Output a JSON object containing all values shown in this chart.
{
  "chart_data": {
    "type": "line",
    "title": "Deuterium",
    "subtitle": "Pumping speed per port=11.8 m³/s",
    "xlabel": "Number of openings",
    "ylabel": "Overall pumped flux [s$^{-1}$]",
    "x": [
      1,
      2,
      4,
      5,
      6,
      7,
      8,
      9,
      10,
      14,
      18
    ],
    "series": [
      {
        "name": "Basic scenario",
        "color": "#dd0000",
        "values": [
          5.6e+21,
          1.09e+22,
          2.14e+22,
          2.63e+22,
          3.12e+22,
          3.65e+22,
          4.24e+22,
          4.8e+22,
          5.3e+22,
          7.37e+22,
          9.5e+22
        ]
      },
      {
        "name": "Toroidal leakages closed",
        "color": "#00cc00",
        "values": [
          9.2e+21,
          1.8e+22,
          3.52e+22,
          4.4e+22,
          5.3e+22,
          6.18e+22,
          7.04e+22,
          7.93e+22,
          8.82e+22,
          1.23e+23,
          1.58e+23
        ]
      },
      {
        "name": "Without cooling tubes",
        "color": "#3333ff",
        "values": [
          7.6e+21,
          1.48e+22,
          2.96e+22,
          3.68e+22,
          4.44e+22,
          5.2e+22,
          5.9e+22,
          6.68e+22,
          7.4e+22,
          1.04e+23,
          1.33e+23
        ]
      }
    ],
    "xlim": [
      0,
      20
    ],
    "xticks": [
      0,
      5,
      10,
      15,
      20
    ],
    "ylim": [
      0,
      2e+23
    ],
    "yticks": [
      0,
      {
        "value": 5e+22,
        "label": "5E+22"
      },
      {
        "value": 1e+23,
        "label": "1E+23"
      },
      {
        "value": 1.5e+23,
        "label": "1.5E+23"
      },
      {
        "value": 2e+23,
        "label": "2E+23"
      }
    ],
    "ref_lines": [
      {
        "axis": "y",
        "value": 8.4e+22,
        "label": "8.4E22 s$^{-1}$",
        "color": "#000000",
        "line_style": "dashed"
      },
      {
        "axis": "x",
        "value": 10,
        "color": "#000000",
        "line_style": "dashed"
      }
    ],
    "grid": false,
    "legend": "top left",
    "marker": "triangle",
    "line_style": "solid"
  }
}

#### [TASK BRIEF]
Write out the material from the first line to the last, exactly.

#### [EXERCISE RESULT]
Output a JSON object containing all values shown in this chart.
{
  "chart_data": {
    "type": "line",
    "title": "Deuterium",
    "subtitle": "Pumping speed per port=11.8 m³/s",
    "xlabel": "Number of openings",
    "ylabel": "Overall pumped flux [s$^{-1}$]",
    "x": [
      1,
      2,
      4,
      5,
      6,
      7,
      8,
      9,
      10,
      14,
      18
    ],
    "series": [
      {
        "name": "Basic scenario",
        "color": "#dd0000",
        "values": [
          5.6e+21,
          1.09e+22,
          2.14e+22,
          2.63e+22,
          3.12e+22,
          3.65e+22,
          4.24e+22,
          4.8e+22,
          5.3e+22,
          7.37e+22,
          9.5e+22
        ]
      },
      {
        "name": "Toroidal leakages closed",
        "color": "#00cc00",
        "values": [
          9.2e+21,
          1.8e+22,
          3.52e+22,
          4.4e+22,
          5.3e+22,
          6.18e+22,
          7.04e+22,
          7.93e+22,
          8.82e+22,
          1.23e+23,
          1.58e+23
        ]
      },
      {
        "name": "Without cooling tubes",
        "color": "#3333ff",
        "values": [
          7.6e+21,
          1.48e+22,
          2.96e+22,
          3.68e+22,
          4.44e+22,
          5.2e+22,
          5.9e+22,
          6.68e+22,
          7.4e+22,
          1.04e+23,
          1.33e+23
        ]
      }
    ],
    "xlim": [
      0,
      20
    ],
    "xticks": [
      0,
      5,
      10,
      15,
      20
    ],
    "ylim": [
      0,
      2e+23
    ],
    "yticks": [
      0,
      {
        "value": 5e+22,
        "label": "5E+22"
      },
      {
        "value": 1e+23,
        "label": "1E+23"
      },
      {
        "value": 1.5e+23,
        "label": "1.5E+23"
      },
      {
        "value": 2e+23,
        "label": "2E+23"
      }
    ],
    "ref_lines": [
      {
        "axis": "y",
        "value": 8.4e+22,
        "label": "8.4E22 s$^{-1}$",
        "color": "#000000",
        "line_style": "dashed"
      },
      {
        "axis": "x",
        "value": 10,
        "color": "#000000",
        "line_style": "dashed"
      }
    ],
    "grid": false,
    "legend": "top left",
    "marker": "triangle",
    "line_style": "solid"
  }
}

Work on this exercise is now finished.